** INSTRUCTIONS TO FOLLOW **
Transcribe each of the following entries line by line, with nothing changed.

** Entries taken from a collection **
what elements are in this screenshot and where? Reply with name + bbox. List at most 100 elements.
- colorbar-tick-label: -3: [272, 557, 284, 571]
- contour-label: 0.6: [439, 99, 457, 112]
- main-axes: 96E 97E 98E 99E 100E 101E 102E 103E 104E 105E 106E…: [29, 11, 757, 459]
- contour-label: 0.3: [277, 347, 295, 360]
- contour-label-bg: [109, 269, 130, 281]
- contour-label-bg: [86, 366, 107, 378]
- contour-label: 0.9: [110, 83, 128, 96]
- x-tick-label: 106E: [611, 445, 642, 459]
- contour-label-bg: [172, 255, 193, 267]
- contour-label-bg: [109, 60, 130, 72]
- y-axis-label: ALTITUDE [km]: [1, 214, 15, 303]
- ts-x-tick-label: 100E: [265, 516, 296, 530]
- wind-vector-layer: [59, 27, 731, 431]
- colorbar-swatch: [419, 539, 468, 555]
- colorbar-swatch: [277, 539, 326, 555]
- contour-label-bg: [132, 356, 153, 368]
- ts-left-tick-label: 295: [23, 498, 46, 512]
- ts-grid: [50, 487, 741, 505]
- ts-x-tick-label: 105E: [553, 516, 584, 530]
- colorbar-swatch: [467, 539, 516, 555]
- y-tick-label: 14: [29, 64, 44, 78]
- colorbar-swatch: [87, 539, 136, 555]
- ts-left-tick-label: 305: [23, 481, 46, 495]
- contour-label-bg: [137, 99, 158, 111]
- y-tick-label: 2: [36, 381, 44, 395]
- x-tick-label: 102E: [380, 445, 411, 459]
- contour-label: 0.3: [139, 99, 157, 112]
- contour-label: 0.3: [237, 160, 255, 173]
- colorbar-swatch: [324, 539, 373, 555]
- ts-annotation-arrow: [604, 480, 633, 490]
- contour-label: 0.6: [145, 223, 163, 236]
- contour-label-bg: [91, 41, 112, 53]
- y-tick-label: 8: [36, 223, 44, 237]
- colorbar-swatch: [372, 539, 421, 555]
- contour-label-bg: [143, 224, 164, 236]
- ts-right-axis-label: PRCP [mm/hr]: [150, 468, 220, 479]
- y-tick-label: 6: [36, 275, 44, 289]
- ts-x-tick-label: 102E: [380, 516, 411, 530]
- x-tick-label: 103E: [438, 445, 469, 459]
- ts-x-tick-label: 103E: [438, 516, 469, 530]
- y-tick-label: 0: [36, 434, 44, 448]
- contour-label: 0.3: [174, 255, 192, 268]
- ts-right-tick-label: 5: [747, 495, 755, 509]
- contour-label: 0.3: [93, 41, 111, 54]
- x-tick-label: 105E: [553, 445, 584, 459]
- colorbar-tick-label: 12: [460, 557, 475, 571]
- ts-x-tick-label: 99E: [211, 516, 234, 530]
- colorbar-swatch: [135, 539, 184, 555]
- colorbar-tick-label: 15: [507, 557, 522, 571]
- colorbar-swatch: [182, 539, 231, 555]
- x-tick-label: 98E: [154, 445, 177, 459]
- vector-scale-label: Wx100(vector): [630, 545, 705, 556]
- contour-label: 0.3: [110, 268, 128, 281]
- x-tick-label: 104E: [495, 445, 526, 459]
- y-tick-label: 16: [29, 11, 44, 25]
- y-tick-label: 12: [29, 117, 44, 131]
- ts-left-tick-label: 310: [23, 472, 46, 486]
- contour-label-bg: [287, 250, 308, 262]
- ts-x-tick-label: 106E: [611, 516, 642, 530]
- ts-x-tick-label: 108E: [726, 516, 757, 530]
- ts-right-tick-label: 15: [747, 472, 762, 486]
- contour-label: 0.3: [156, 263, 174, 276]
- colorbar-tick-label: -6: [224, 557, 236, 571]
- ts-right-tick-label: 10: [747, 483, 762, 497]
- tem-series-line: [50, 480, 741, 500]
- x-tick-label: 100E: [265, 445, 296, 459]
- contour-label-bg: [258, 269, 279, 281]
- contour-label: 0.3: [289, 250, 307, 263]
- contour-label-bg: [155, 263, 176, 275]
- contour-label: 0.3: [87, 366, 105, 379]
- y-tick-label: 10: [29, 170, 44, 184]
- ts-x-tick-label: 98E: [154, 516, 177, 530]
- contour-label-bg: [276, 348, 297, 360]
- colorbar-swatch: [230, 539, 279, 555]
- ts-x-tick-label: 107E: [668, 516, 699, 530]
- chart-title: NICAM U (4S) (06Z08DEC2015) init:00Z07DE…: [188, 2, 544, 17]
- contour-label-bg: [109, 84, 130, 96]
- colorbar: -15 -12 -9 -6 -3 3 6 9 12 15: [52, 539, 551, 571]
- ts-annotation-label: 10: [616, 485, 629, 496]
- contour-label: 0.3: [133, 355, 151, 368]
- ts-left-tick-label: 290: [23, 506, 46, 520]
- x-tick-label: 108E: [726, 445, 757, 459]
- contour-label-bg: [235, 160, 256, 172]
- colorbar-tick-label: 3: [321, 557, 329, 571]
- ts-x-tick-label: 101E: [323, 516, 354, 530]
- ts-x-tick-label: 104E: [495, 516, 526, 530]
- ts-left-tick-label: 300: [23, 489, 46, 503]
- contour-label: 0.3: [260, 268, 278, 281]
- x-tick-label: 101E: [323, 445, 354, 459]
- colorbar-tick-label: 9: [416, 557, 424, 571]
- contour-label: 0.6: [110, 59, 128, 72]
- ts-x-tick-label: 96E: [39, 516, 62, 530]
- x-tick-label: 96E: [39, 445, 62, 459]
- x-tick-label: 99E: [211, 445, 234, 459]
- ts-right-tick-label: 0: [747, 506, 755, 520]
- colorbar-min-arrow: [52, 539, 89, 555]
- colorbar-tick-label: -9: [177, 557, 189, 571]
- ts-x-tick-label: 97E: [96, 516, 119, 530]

** EXERCISE RESPONSE **
what elements are in this screenshot and where? Reply with name + bbox. List at most 100 elements.
- colorbar-tick-label: -3: [272, 557, 284, 571]
- contour-label: 0.6: [439, 99, 457, 112]
- main-axes: 96E 97E 98E 99E 100E 101E 102E 103E 104E 105E 106E…: [29, 11, 757, 459]
- contour-label: 0.3: [277, 347, 295, 360]
- contour-label-bg: [109, 269, 130, 281]
- contour-label-bg: [86, 366, 107, 378]
- contour-label: 0.9: [110, 83, 128, 96]
- x-tick-label: 106E: [611, 445, 642, 459]
- contour-label-bg: [172, 255, 193, 267]
- contour-label-bg: [109, 60, 130, 72]
- y-axis-label: ALTITUDE [km]: [1, 214, 15, 303]
- ts-x-tick-label: 100E: [265, 516, 296, 530]
- wind-vector-layer: [59, 27, 731, 431]
- colorbar-swatch: [419, 539, 468, 555]
- colorbar-swatch: [277, 539, 326, 555]
- contour-label-bg: [132, 356, 153, 368]
- ts-left-tick-label: 295: [23, 498, 46, 512]
- ts-grid: [50, 487, 741, 505]
- ts-x-tick-label: 105E: [553, 516, 584, 530]
- colorbar-swatch: [467, 539, 516, 555]
- y-tick-label: 14: [29, 64, 44, 78]
- colorbar-swatch: [87, 539, 136, 555]
- ts-left-tick-label: 305: [23, 481, 46, 495]
- contour-label-bg: [137, 99, 158, 111]
- y-tick-label: 2: [36, 381, 44, 395]
- x-tick-label: 102E: [380, 445, 411, 459]
- contour-label: 0.3: [139, 99, 157, 112]
- contour-label: 0.3: [237, 160, 255, 173]
- colorbar-swatch: [324, 539, 373, 555]
- ts-annotation-arrow: [604, 480, 633, 490]
- contour-label: 0.6: [145, 223, 163, 236]
- contour-label-bg: [91, 41, 112, 53]
- y-tick-label: 8: [36, 223, 44, 237]
- colorbar-swatch: [372, 539, 421, 555]
- contour-label-bg: [143, 224, 164, 236]
- ts-right-axis-label: PRCP [mm/hr]: [150, 468, 220, 479]
- y-tick-label: 6: [36, 275, 44, 289]
- ts-x-tick-label: 102E: [380, 516, 411, 530]
- x-tick-label: 103E: [438, 445, 469, 459]
- ts-x-tick-label: 103E: [438, 516, 469, 530]
- y-tick-label: 0: [36, 434, 44, 448]
- contour-label: 0.3: [174, 255, 192, 268]
- ts-right-tick-label: 5: [747, 495, 755, 509]
- contour-label: 0.3: [93, 41, 111, 54]
- x-tick-label: 105E: [553, 445, 584, 459]
- colorbar-tick-label: 12: [460, 557, 475, 571]
- ts-x-tick-label: 99E: [211, 516, 234, 530]
- colorbar-swatch: [135, 539, 184, 555]
- colorbar-tick-label: 15: [507, 557, 522, 571]
- colorbar-swatch: [182, 539, 231, 555]
- x-tick-label: 98E: [154, 445, 177, 459]
- vector-scale-label: Wx100(vector): [630, 545, 705, 556]
- contour-label: 0.3: [110, 268, 128, 281]
- x-tick-label: 104E: [495, 445, 526, 459]
- y-tick-label: 16: [29, 11, 44, 25]
- y-tick-label: 12: [29, 117, 44, 131]
- ts-left-tick-label: 310: [23, 472, 46, 486]
- contour-label-bg: [287, 250, 308, 262]
- ts-x-tick-label: 106E: [611, 516, 642, 530]
- ts-x-tick-label: 108E: [726, 516, 757, 530]
- ts-right-tick-label: 15: [747, 472, 762, 486]
- contour-label: 0.3: [156, 263, 174, 276]
- colorbar-tick-label: -6: [224, 557, 236, 571]
- ts-right-tick-label: 10: [747, 483, 762, 497]
- tem-series-line: [50, 480, 741, 500]
- x-tick-label: 100E: [265, 445, 296, 459]
- contour-label-bg: [258, 269, 279, 281]
- contour-label: 0.3: [289, 250, 307, 263]
- contour-label-bg: [155, 263, 176, 275]
- contour-label: 0.3: [87, 366, 105, 379]
- y-tick-label: 10: [29, 170, 44, 184]
- ts-x-tick-label: 98E: [154, 516, 177, 530]
- contour-label-bg: [276, 348, 297, 360]
- colorbar-swatch: [230, 539, 279, 555]
- ts-x-tick-label: 107E: [668, 516, 699, 530]
- chart-title: NICAM U (4S) (06Z08DEC2015) init:00Z07DE…: [188, 2, 544, 17]
- contour-label-bg: [109, 84, 130, 96]
- colorbar: -15 -12 -9 -6 -3 3 6 9 12 15: [52, 539, 551, 571]
- ts-annotation-label: 10: [616, 485, 629, 496]
- contour-label: 0.3: [133, 355, 151, 368]
- ts-left-tick-label: 290: [23, 506, 46, 520]
- x-tick-label: 108E: [726, 445, 757, 459]
- contour-label-bg: [235, 160, 256, 172]
- colorbar-tick-label: 3: [321, 557, 329, 571]
- ts-x-tick-label: 101E: [323, 516, 354, 530]
- ts-x-tick-label: 104E: [495, 516, 526, 530]
- ts-left-tick-label: 300: [23, 489, 46, 503]
- contour-label: 0.3: [260, 268, 278, 281]
- x-tick-label: 101E: [323, 445, 354, 459]
- colorbar-tick-label: 9: [416, 557, 424, 571]
- contour-label: 0.6: [110, 59, 128, 72]
- ts-x-tick-label: 96E: [39, 516, 62, 530]
- x-tick-label: 96E: [39, 445, 62, 459]
- x-tick-label: 99E: [211, 445, 234, 459]
- ts-right-tick-label: 0: [747, 506, 755, 520]
- colorbar-min-arrow: [52, 539, 89, 555]
- colorbar-tick-label: -9: [177, 557, 189, 571]
- ts-x-tick-label: 97E: [96, 516, 119, 530]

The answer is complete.